Items from a figure collection
════════════════

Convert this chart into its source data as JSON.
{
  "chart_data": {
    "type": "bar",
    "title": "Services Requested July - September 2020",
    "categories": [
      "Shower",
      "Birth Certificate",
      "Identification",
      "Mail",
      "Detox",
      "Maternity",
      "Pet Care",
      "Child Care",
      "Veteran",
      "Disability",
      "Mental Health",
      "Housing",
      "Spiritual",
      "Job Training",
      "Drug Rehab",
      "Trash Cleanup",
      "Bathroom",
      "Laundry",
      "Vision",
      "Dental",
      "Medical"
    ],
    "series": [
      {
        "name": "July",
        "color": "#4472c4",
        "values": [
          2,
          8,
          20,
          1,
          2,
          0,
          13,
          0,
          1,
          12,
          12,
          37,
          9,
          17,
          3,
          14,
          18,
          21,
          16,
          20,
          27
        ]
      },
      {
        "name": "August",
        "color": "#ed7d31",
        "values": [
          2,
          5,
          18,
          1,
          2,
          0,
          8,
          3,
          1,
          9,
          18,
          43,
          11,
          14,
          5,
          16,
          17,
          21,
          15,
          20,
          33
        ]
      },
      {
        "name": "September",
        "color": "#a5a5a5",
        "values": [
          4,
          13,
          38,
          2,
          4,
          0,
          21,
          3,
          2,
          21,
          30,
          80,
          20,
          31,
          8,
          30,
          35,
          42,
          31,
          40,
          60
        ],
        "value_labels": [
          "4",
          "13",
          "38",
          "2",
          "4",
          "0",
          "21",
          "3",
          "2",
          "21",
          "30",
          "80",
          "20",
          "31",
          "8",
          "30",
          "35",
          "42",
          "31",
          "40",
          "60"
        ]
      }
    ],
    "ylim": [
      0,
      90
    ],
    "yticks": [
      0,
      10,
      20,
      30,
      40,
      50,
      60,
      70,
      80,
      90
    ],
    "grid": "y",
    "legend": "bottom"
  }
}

════════════════

Reproduce all the data word for word.

Convert this chart into its source data as JSON.
{
  "chart_data": {
    "type": "bar",
    "title": "Services Requested July - September 2020",
    "categories": [
      "Shower",
      "Birth Certificate",
      "Identification",
      "Mail",
      "Detox",
      "Maternity",
      "Pet Care",
      "Child Care",
      "Veteran",
      "Disability",
      "Mental Health",
      "Housing",
      "Spiritual",
      "Job Training",
      "Drug Rehab",
      "Trash Cleanup",
      "Bathroom",
      "Laundry",
      "Vision",
      "Dental",
      "Medical"
    ],
    "series": [
      {
        "name": "July",
        "color": "#4472c4",
        "values": [
          2,
          8,
          20,
          1,
          2,
          0,
          13,
          0,
          1,
          12,
          12,
          37,
          9,
          17,
          3,
          14,
          18,
          21,
          16,
          20,
          27
        ]
      },
      {
        "name": "August",
        "color": "#ed7d31",
        "values": [
          2,
          5,
          18,
          1,
          2,
          0,
          8,
          3,
          1,
          9,
          18,
          43,
          11,
          14,
          5,
          16,
          17,
          21,
          15,
          20,
          33
        ]
      },
      {
        "name": "September",
        "color": "#a5a5a5",
        "values": [
          4,
          13,
          38,
          2,
          4,
          0,
          21,
          3,
          2,
          21,
          30,
          80,
          20,
          31,
          8,
          30,
          35,
          42,
          31,
          40,
          60
        ],
        "value_labels": [
          "4",
          "13",
          "38",
          "2",
          "4",
          "0",
          "21",
          "3",
          "2",
          "21",
          "30",
          "80",
          "20",
          "31",
          "8",
          "30",
          "35",
          "42",
          "31",
          "40",
          "60"
        ]
      }
    ],
    "ylim": [
      0,
      90
    ],
    "yticks": [
      0,
      10,
      20,
      30,
      40,
      50,
      60,
      70,
      80,
      90
    ],
    "grid": "y",
    "legend": "bottom"
  }
}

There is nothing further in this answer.